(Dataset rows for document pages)
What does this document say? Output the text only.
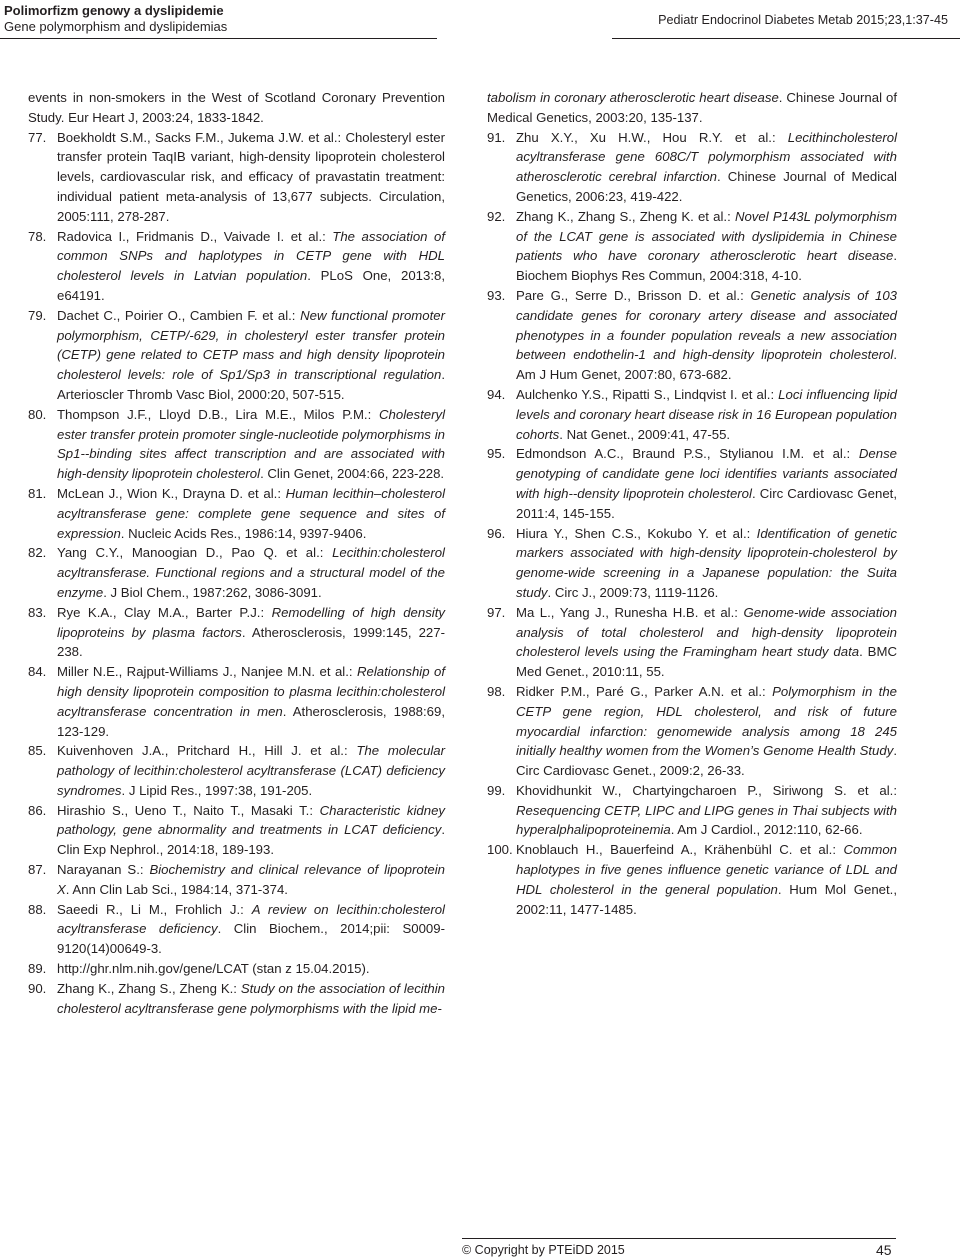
Polimorfizm genowy a dyslipidemie
Gene polymorphism and dyslipidemias	Pediatr Endocrinol Diabetes Metab 2015;23,1:37-45

events in non-smokers in the West of Scotland Coronary Prevention Study. Eur Heart J, 2003:24, 1833-1842.

77. Boekholdt S.M., Sacks F.M., Jukema J.W. et al.: Cholesteryl ester transfer protein TaqIB variant, high-density lipoprotein cholesterol levels, cardiovascular risk, and efficacy of pravastatin treatment: individual patient meta-analysis of 13,677 subjects. Circulation, 2005:111, 278-287.

78. Radovica I., Fridmanis D., Vaivade I. et al.: The association of common SNPs and haplotypes in CETP gene with HDL cholesterol levels in Latvian population. PLoS One, 2013:8, e64191.

79. Dachet C., Poirier O., Cambien F. et al.: New functional promoter polymorphism, CETP/-629, in cholesteryl ester transfer protein (CETP) gene related to CETP mass and high density lipoprotein cholesterol levels: role of Sp1/Sp3 in transcriptional regulation. Arterioscler Thromb Vasc Biol, 2000:20, 507-515.

80. Thompson J.F., Lloyd D.B., Lira M.E., Milos P.M.: Cholesteryl ester transfer protein promoter single-nucleotide polymorphisms in Sp1--binding sites affect transcription and are associated with high-density lipoprotein cholesterol. Clin Genet, 2004:66, 223-228.

81. McLean J., Wion K., Drayna D. et al.: Human lecithin–cholesterol acyltransferase gene: complete gene sequence and sites of expression. Nucleic Acids Res., 1986:14, 9397-9406.

82. Yang C.Y., Manoogian D., Pao Q. et al.: Lecithin:cholesterol acyltransferase. Functional regions and a structural model of the enzyme. J Biol Chem., 1987:262, 3086-3091.

83. Rye K.A., Clay M.A., Barter P.J.: Remodelling of high density lipoproteins by plasma factors. Atherosclerosis, 1999:145, 227-238.

84. Miller N.E., Rajput-Williams J., Nanjee M.N. et al.: Relationship of high density lipoprotein composition to plasma lecithin:cholesterol acyltransferase concentration in men. Atherosclerosis, 1988:69, 123-129.

85. Kuivenhoven J.A., Pritchard H., Hill J. et al.: The molecular pathology of lecithin:cholesterol acyltransferase (LCAT) deficiency syndromes. J Lipid Res., 1997:38, 191-205.

86. Hirashio S., Ueno T., Naito T., Masaki T.: Characteristic kidney pathology, gene abnormality and treatments in LCAT deficiency. Clin Exp Nephrol., 2014:18, 189-193.

87. Narayanan S.: Biochemistry and clinical relevance of lipoprotein X. Ann Clin Lab Sci., 1984:14, 371-374.

88. Saeedi R., Li M., Frohlich J.: A review on lecithin:cholesterol acyltransferase deficiency. Clin Biochem., 2014;pii: S0009-9120(14)00649-3.

89. http://ghr.nlm.nih.gov/gene/LCAT (stan z 15.04.2015).

90. Zhang K., Zhang S., Zheng K.: Study on the association of lecithin cholesterol acyltransferase gene polymorphisms with the lipid me-

tabolism in coronary atherosclerotic heart disease. Chinese Journal of Medical Genetics, 2003:20, 135-137.

91. Zhu X.Y., Xu H.W., Hou R.Y. et al.: Lecithincholesterol acyltransferase gene 608C/T polymorphism associated with atherosclerotic cerebral infarction. Chinese Journal of Medical Genetics, 2006:23, 419-422.

92. Zhang K., Zhang S., Zheng K. et al.: Novel P143L polymorphism of the LCAT gene is associated with dyslipidemia in Chinese patients who have coronary atherosclerotic heart disease. Biochem Biophys Res Commun, 2004:318, 4-10.

93. Pare G., Serre D., Brisson D. et al.: Genetic analysis of 103 candidate genes for coronary artery disease and associated phenotypes in a founder population reveals a new association between endothelin-1 and high-density lipoprotein cholesterol. Am J Hum Genet, 2007:80, 673-682.

94. Aulchenko Y.S., Ripatti S., Lindqvist I. et al.: Loci influencing lipid levels and coronary heart disease risk in 16 European population cohorts. Nat Genet., 2009:41, 47-55.

95. Edmondson A.C., Braund P.S., Stylianou I.M. et al.: Dense genotyping of candidate gene loci identifies variants associated with high--density lipoprotein cholesterol. Circ Cardiovasc Genet, 2011:4, 145-155.

96. Hiura Y., Shen C.S., Kokubo Y. et al.: Identification of genetic markers associated with high-density lipoprotein-cholesterol by genome-wide screening in a Japanese population: the Suita study. Circ J., 2009:73, 1119-1126.

97. Ma L., Yang J., Runesha H.B. et al.: Genome-wide association analysis of total cholesterol and high-density lipoprotein cholesterol levels using the Framingham heart study data. BMC Med Genet., 2010:11, 55.

98. Ridker P.M., Paré G., Parker A.N. et al.: Polymorphism in the CETP gene region, HDL cholesterol, and risk of future myocardial infarction: genomewide analysis among 18 245 initially healthy women from the Women’s Genome Health Study. Circ Cardiovasc Genet., 2009:2, 26-33.

99. Khovidhunkit W., Chartyingcharoen P., Siriwong S. et al.: Resequencing CETP, LIPC and LIPG genes in Thai subjects with hyperalphalipoproteinemia. Am J Cardiol., 2012:110, 62-66.

100. Knoblauch H., Bauerfeind A., Krähenbühl C. et al.: Common haplotypes in five genes influence genetic variance of LDL and HDL cholesterol in the general population. Hum Mol Genet., 2002:11, 1477-1485.

© Copyright by PTEiDD 2015	45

▶ Work required
Scan the records above and report every line with the string "Yang".

▶ Output of the exercise
82. Yang C.Y., Manoogian D., Pao Q. et al.: Lecithin:cholesterol acyltransferase. Functional regions and a structural model of the enzyme. J Biol Chem., 1987:262, 3086-3091.
97. Ma L., Yang J., Runesha H.B. et al.: Genome-wide association analysis of total cholesterol and high-density lipoprotein cholesterol levels using the Framingham heart study data. BMC Med Genet., 2010:11, 55.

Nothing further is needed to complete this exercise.